START Record excerpts

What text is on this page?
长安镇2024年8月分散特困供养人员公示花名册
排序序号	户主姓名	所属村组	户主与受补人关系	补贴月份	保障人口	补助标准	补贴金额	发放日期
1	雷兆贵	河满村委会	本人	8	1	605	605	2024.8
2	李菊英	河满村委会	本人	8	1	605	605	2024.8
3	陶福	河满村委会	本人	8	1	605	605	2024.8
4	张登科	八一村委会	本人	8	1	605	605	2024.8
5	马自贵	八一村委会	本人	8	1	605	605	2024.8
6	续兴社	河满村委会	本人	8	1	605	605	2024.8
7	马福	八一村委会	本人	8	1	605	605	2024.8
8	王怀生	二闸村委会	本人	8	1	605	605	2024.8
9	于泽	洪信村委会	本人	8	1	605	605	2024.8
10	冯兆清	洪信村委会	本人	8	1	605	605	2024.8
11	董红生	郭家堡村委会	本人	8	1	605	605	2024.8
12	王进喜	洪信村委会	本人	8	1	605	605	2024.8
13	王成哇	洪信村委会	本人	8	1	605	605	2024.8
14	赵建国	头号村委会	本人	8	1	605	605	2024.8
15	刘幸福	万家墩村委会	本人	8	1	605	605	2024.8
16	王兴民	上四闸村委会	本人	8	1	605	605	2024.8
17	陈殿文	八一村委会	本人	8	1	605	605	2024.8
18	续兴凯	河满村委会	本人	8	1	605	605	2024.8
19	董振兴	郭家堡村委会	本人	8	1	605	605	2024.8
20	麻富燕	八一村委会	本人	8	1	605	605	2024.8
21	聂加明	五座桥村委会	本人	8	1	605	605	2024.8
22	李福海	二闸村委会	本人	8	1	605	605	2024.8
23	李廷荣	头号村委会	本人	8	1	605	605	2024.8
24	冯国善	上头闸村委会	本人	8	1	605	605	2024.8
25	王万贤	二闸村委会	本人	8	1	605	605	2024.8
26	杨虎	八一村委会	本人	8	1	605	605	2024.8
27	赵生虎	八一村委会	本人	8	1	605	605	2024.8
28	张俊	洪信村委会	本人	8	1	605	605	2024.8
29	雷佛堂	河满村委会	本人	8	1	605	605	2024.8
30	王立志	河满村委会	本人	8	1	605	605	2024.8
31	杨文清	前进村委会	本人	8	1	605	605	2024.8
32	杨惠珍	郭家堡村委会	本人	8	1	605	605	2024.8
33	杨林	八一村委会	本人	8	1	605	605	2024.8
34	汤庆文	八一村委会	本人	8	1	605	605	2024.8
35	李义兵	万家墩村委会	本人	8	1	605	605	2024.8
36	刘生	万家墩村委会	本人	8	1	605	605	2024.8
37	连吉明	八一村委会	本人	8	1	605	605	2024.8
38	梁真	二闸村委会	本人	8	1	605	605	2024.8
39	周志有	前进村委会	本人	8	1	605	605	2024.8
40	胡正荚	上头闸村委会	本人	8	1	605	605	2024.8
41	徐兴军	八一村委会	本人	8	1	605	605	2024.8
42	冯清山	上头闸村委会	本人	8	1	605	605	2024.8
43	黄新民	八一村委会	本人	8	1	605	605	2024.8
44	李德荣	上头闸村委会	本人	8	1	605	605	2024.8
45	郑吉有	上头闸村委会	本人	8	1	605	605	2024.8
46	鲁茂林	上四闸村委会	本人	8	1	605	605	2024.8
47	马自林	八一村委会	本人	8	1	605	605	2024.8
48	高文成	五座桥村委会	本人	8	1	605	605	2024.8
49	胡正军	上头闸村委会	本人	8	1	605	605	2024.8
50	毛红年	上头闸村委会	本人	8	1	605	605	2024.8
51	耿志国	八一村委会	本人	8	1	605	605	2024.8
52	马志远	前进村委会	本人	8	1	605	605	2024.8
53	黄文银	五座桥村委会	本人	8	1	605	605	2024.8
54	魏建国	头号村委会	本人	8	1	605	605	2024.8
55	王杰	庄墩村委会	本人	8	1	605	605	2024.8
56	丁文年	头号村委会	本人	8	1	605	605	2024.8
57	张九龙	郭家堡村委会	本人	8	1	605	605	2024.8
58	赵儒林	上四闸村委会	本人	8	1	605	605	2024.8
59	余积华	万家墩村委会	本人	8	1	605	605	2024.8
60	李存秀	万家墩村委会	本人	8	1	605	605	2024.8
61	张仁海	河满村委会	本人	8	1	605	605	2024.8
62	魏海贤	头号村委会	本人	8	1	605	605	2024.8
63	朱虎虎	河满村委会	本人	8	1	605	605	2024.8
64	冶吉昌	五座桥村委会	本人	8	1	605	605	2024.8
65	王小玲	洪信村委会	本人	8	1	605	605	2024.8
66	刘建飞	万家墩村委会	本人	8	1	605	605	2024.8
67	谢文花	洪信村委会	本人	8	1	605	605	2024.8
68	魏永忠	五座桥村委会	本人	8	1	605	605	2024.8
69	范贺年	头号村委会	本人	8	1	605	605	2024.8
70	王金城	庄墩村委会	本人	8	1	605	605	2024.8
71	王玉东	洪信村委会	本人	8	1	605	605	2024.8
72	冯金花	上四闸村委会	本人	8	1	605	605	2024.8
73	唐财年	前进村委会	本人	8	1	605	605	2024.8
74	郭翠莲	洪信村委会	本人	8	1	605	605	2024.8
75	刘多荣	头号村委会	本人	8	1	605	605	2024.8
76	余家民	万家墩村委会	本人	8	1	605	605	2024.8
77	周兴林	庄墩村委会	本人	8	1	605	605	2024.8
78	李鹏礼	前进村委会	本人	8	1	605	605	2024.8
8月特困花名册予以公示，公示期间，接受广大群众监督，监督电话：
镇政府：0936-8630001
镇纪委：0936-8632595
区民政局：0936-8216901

END Record excerpts

## The task
Exactly as shown, repeat every record.

## Task result
What text is on this page?
长安镇2024年8月分散特困供养人员公示花名册
排序序号	户主姓名	所属村组	户主与受补人关系	补贴月份	保障人口	补助标准	补贴金额	发放日期
1	雷兆贵	河满村委会	本人	8	1	605	605	2024.8
2	李菊英	河满村委会	本人	8	1	605	605	2024.8
3	陶福	河满村委会	本人	8	1	605	605	2024.8
4	张登科	八一村委会	本人	8	1	605	605	2024.8
5	马自贵	八一村委会	本人	8	1	605	605	2024.8
6	续兴社	河满村委会	本人	8	1	605	605	2024.8
7	马福	八一村委会	本人	8	1	605	605	2024.8
8	王怀生	二闸村委会	本人	8	1	605	605	2024.8
9	于泽	洪信村委会	本人	8	1	605	605	2024.8
10	冯兆清	洪信村委会	本人	8	1	605	605	2024.8
11	董红生	郭家堡村委会	本人	8	1	605	605	2024.8
12	王进喜	洪信村委会	本人	8	1	605	605	2024.8
13	王成哇	洪信村委会	本人	8	1	605	605	2024.8
14	赵建国	头号村委会	本人	8	1	605	605	2024.8
15	刘幸福	万家墩村委会	本人	8	1	605	605	2024.8
16	王兴民	上四闸村委会	本人	8	1	605	605	2024.8
17	陈殿文	八一村委会	本人	8	1	605	605	2024.8
18	续兴凯	河满村委会	本人	8	1	605	605	2024.8
19	董振兴	郭家堡村委会	本人	8	1	605	605	2024.8
20	麻富燕	八一村委会	本人	8	1	605	605	2024.8
21	聂加明	五座桥村委会	本人	8	1	605	605	2024.8
22	李福海	二闸村委会	本人	8	1	605	605	2024.8
23	李廷荣	头号村委会	本人	8	1	605	605	2024.8
24	冯国善	上头闸村委会	本人	8	1	605	605	2024.8
25	王万贤	二闸村委会	本人	8	1	605	605	2024.8
26	杨虎	八一村委会	本人	8	1	605	605	2024.8
27	赵生虎	八一村委会	本人	8	1	605	605	2024.8
28	张俊	洪信村委会	本人	8	1	605	605	2024.8
29	雷佛堂	河满村委会	本人	8	1	605	605	2024.8
30	王立志	河满村委会	本人	8	1	605	605	2024.8
31	杨文清	前进村委会	本人	8	1	605	605	2024.8
32	杨惠珍	郭家堡村委会	本人	8	1	605	605	2024.8
33	杨林	八一村委会	本人	8	1	605	605	2024.8
34	汤庆文	八一村委会	本人	8	1	605	605	2024.8
35	李义兵	万家墩村委会	本人	8	1	605	605	2024.8
36	刘生	万家墩村委会	本人	8	1	605	605	2024.8
37	连吉明	八一村委会	本人	8	1	605	605	2024.8
38	梁真	二闸村委会	本人	8	1	605	605	2024.8
39	周志有	前进村委会	本人	8	1	605	605	2024.8
40	胡正荚	上头闸村委会	本人	8	1	605	605	2024.8
41	徐兴军	八一村委会	本人	8	1	605	605	2024.8
42	冯清山	上头闸村委会	本人	8	1	605	605	2024.8
43	黄新民	八一村委会	本人	8	1	605	605	2024.8
44	李德荣	上头闸村委会	本人	8	1	605	605	2024.8
45	郑吉有	上头闸村委会	本人	8	1	605	605	2024.8
46	鲁茂林	上四闸村委会	本人	8	1	605	605	2024.8
47	马自林	八一村委会	本人	8	1	605	605	2024.8
48	高文成	五座桥村委会	本人	8	1	605	605	2024.8
49	胡正军	上头闸村委会	本人	8	1	605	605	2024.8
50	毛红年	上头闸村委会	本人	8	1	605	605	2024.8
51	耿志国	八一村委会	本人	8	1	605	605	2024.8
52	马志远	前进村委会	本人	8	1	605	605	2024.8
53	黄文银	五座桥村委会	本人	8	1	605	605	2024.8
54	魏建国	头号村委会	本人	8	1	605	605	2024.8
55	王杰	庄墩村委会	本人	8	1	605	605	2024.8
56	丁文年	头号村委会	本人	8	1	605	605	2024.8
57	张九龙	郭家堡村委会	本人	8	1	605	605	2024.8
58	赵儒林	上四闸村委会	本人	8	1	605	605	2024.8
59	余积华	万家墩村委会	本人	8	1	605	605	2024.8
60	李存秀	万家墩村委会	本人	8	1	605	605	2024.8
61	张仁海	河满村委会	本人	8	1	605	605	2024.8
62	魏海贤	头号村委会	本人	8	1	605	605	2024.8
63	朱虎虎	河满村委会	本人	8	1	605	605	2024.8
64	冶吉昌	五座桥村委会	本人	8	1	605	605	2024.8
65	王小玲	洪信村委会	本人	8	1	605	605	2024.8
66	刘建飞	万家墩村委会	本人	8	1	605	605	2024.8
67	谢文花	洪信村委会	本人	8	1	605	605	2024.8
68	魏永忠	五座桥村委会	本人	8	1	605	605	2024.8
69	范贺年	头号村委会	本人	8	1	605	605	2024.8
70	王金城	庄墩村委会	本人	8	1	605	605	2024.8
71	王玉东	洪信村委会	本人	8	1	605	605	2024.8
72	冯金花	上四闸村委会	本人	8	1	605	605	2024.8
73	唐财年	前进村委会	本人	8	1	605	605	2024.8
74	郭翠莲	洪信村委会	本人	8	1	605	605	2024.8
75	刘多荣	头号村委会	本人	8	1	605	605	2024.8
76	余家民	万家墩村委会	本人	8	1	605	605	2024.8
77	周兴林	庄墩村委会	本人	8	1	605	605	2024.8
78	李鹏礼	前进村委会	本人	8	1	605	605	2024.8
8月特困花名册予以公示，公示期间，接受广大群众监督，监督电话：
镇政府：0936-8630001
镇纪委：0936-8632595
区民政局：0936-8216901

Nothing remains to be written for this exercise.